## STATED EXERCISE
Across the entries, how many lines have the string "vectores" in them? Reply with only a number.

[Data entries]
┌──

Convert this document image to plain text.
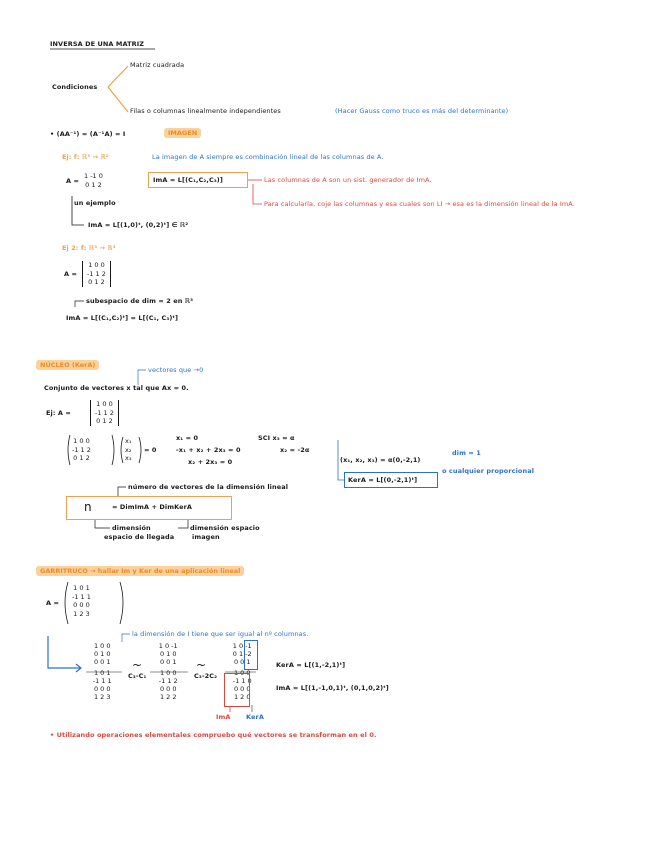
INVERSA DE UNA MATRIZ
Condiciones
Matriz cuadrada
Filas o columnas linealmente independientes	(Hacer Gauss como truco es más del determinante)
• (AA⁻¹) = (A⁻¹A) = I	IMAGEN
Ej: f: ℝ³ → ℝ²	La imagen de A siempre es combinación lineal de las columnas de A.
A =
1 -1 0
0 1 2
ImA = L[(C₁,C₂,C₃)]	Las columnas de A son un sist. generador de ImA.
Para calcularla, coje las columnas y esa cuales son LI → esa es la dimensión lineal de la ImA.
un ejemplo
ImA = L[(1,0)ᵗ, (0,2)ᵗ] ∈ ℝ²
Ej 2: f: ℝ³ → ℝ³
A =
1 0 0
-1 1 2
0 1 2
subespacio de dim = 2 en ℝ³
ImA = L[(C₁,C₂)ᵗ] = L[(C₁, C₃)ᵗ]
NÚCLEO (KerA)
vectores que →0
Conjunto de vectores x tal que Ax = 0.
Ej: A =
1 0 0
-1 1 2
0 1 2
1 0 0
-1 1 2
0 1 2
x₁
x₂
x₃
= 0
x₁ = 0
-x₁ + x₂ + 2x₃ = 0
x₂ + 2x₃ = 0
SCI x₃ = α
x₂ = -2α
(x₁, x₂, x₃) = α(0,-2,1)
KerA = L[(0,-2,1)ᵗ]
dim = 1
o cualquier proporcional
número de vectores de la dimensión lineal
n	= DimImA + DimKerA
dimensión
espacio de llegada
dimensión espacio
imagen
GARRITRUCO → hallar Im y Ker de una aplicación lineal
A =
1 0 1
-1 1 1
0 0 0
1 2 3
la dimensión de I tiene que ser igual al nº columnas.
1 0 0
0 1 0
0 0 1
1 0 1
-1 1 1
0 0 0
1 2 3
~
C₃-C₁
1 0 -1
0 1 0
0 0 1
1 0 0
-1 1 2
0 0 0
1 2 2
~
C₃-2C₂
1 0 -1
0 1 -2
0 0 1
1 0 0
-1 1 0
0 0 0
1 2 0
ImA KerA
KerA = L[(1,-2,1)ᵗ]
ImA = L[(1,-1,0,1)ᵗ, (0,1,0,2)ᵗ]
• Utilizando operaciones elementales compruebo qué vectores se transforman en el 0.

└──

## RESPONSE TO THE EXERCISE
4